* BEGIN Exercise material *

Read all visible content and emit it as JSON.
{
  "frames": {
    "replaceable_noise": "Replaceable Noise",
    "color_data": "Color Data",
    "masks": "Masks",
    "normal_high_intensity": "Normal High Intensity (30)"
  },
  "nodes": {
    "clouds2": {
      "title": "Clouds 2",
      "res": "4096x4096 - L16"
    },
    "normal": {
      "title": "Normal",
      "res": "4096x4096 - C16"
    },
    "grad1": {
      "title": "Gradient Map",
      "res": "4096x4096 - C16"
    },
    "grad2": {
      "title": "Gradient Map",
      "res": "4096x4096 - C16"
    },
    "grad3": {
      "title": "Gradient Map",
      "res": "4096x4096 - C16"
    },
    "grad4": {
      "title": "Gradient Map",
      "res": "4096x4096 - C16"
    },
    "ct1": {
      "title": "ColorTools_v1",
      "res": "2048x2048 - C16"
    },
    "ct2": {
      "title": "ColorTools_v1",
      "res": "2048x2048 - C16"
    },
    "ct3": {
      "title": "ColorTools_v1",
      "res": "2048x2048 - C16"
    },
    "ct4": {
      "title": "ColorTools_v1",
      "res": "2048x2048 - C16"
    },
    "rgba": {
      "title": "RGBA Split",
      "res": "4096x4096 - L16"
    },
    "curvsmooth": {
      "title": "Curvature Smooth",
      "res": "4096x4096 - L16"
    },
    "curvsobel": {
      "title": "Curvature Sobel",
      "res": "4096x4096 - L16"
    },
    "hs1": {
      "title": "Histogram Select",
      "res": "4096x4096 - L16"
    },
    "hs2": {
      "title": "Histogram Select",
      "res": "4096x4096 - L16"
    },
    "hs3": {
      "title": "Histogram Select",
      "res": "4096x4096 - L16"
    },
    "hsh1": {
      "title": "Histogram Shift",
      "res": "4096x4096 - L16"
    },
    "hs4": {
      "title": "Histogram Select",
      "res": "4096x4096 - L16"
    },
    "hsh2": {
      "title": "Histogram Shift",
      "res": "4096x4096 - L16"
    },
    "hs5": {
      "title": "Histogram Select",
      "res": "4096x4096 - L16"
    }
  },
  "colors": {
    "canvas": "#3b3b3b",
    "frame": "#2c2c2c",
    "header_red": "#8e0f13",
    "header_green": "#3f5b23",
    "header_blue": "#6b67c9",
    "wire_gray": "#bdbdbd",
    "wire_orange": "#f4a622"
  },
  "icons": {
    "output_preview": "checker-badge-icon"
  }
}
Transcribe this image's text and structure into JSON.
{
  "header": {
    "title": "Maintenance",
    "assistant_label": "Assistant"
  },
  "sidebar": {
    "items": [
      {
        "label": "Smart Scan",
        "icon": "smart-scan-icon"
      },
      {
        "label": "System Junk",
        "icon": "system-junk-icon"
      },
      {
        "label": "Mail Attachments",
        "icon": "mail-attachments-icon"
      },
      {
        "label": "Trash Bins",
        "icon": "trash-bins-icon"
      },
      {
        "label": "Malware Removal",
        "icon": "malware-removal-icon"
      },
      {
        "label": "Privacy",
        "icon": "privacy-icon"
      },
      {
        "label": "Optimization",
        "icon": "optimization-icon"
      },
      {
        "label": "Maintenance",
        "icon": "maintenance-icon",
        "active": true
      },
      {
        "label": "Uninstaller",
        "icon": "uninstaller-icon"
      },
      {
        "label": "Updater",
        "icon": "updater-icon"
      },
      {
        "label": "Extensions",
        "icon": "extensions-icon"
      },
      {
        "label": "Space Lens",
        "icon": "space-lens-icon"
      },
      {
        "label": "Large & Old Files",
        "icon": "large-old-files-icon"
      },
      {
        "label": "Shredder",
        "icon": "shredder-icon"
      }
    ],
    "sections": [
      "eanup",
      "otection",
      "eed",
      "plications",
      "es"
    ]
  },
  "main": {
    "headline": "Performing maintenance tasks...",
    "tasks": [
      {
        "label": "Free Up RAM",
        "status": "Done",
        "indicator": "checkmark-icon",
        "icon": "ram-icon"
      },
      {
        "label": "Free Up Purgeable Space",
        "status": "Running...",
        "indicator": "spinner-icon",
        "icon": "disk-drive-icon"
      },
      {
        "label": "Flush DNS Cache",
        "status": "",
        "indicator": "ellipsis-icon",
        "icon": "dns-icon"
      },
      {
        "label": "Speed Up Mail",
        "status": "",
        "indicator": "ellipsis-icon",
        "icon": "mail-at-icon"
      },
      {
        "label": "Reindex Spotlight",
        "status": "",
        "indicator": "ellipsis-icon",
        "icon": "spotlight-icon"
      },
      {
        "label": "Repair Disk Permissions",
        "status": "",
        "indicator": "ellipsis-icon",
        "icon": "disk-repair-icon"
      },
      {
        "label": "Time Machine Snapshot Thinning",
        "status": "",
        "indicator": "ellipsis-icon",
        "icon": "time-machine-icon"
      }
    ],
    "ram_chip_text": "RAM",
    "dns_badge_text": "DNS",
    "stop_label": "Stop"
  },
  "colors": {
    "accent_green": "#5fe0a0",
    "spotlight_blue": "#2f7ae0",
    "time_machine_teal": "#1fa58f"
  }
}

* END Exercise material *

**What is asked:**
The listing above should be transcribed in full, exactly as written.

**Exercise answer:**
Read all visible content and emit it as JSON.
{
  "frames": {
    "replaceable_noise": "Replaceable Noise",
    "color_data": "Color Data",
    "masks": "Masks",
    "normal_high_intensity": "Normal High Intensity (30)"
  },
  "nodes": {
    "clouds2": {
      "title": "Clouds 2",
      "res": "4096x4096 - L16"
    },
    "normal": {
      "title": "Normal",
      "res": "4096x4096 - C16"
    },
    "grad1": {
      "title": "Gradient Map",
      "res": "4096x4096 - C16"
    },
    "grad2": {
      "title": "Gradient Map",
      "res": "4096x4096 - C16"
    },
    "grad3": {
      "title": "Gradient Map",
      "res": "4096x4096 - C16"
    },
    "grad4": {
      "title": "Gradient Map",
      "res": "4096x4096 - C16"
    },
    "ct1": {
      "title": "ColorTools_v1",
      "res": "2048x2048 - C16"
    },
    "ct2": {
      "title": "ColorTools_v1",
      "res": "2048x2048 - C16"
    },
    "ct3": {
      "title": "ColorTools_v1",
      "res": "2048x2048 - C16"
    },
    "ct4": {
      "title": "ColorTools_v1",
      "res": "2048x2048 - C16"
    },
    "rgba": {
      "title": "RGBA Split",
      "res": "4096x4096 - L16"
    },
    "curvsmooth": {
      "title": "Curvature Smooth",
      "res": "4096x4096 - L16"
    },
    "curvsobel": {
      "title": "Curvature Sobel",
      "res": "4096x4096 - L16"
    },
    "hs1": {
      "title": "Histogram Select",
      "res": "4096x4096 - L16"
    },
    "hs2": {
      "title": "Histogram Select",
      "res": "4096x4096 - L16"
    },
    "hs3": {
      "title": "Histogram Select",
      "res": "4096x4096 - L16"
    },
    "hsh1": {
      "title": "Histogram Shift",
      "res": "4096x4096 - L16"
    },
    "hs4": {
      "title": "Histogram Select",
      "res": "4096x4096 - L16"
    },
    "hsh2": {
      "title": "Histogram Shift",
      "res": "4096x4096 - L16"
    },
    "hs5": {
      "title": "Histogram Select",
      "res": "4096x4096 - L16"
    }
  },
  "colors": {
    "canvas": "#3b3b3b",
    "frame": "#2c2c2c",
    "header_red": "#8e0f13",
    "header_green": "#3f5b23",
    "header_blue": "#6b67c9",
    "wire_gray": "#bdbdbd",
    "wire_orange": "#f4a622"
  },
  "icons": {
    "output_preview": "checker-badge-icon"
  }
}
Transcribe this image's text and structure into JSON.
{
  "header": {
    "title": "Maintenance",
    "assistant_label": "Assistant"
  },
  "sidebar": {
    "items": [
      {
        "label": "Smart Scan",
        "icon": "smart-scan-icon"
      },
      {
        "label": "System Junk",
        "icon": "system-junk-icon"
      },
      {
        "label": "Mail Attachments",
        "icon": "mail-attachments-icon"
      },
      {
        "label": "Trash Bins",
        "icon": "trash-bins-icon"
      },
      {
        "label": "Malware Removal",
        "icon": "malware-removal-icon"
      },
      {
        "label": "Privacy",
        "icon": "privacy-icon"
      },
      {
        "label": "Optimization",
        "icon": "optimization-icon"
      },
      {
        "label": "Maintenance",
        "icon": "maintenance-icon",
        "active": true
      },
      {
        "label": "Uninstaller",
        "icon": "uninstaller-icon"
      },
      {
        "label": "Updater",
        "icon": "updater-icon"
      },
      {
        "label": "Extensions",
        "icon": "extensions-icon"
      },
      {
        "label": "Space Lens",
        "icon": "space-lens-icon"
      },
      {
        "label": "Large & Old Files",
        "icon": "large-old-files-icon"
      },
      {
        "label": "Shredder",
        "icon": "shredder-icon"
      }
    ],
    "sections": [
      "eanup",
      "otection",
      "eed",
      "plications",
      "es"
    ]
  },
  "main": {
    "headline": "Performing maintenance tasks...",
    "tasks": [
      {
        "label": "Free Up RAM",
        "status": "Done",
        "indicator": "checkmark-icon",
        "icon": "ram-icon"
      },
      {
        "label": "Free Up Purgeable Space",
        "status": "Running...",
        "indicator": "spinner-icon",
        "icon": "disk-drive-icon"
      },
      {
        "label": "Flush DNS Cache",
        "status": "",
        "indicator": "ellipsis-icon",
        "icon": "dns-icon"
      },
      {
        "label": "Speed Up Mail",
        "status": "",
        "indicator": "ellipsis-icon",
        "icon": "mail-at-icon"
      },
      {
        "label": "Reindex Spotlight",
        "status": "",
        "indicator": "ellipsis-icon",
        "icon": "spotlight-icon"
      },
      {
        "label": "Repair Disk Permissions",
        "status": "",
        "indicator": "ellipsis-icon",
        "icon": "disk-repair-icon"
      },
      {
        "label": "Time Machine Snapshot Thinning",
        "status": "",
        "indicator": "ellipsis-icon",
        "icon": "time-machine-icon"
      }
    ],
    "ram_chip_text": "RAM",
    "dns_badge_text": "DNS",
    "stop_label": "Stop"
  },
  "colors": {
    "accent_green": "#5fe0a0",
    "spotlight_blue": "#2f7ae0",
    "time_machine_teal": "#1fa58f"
  }
}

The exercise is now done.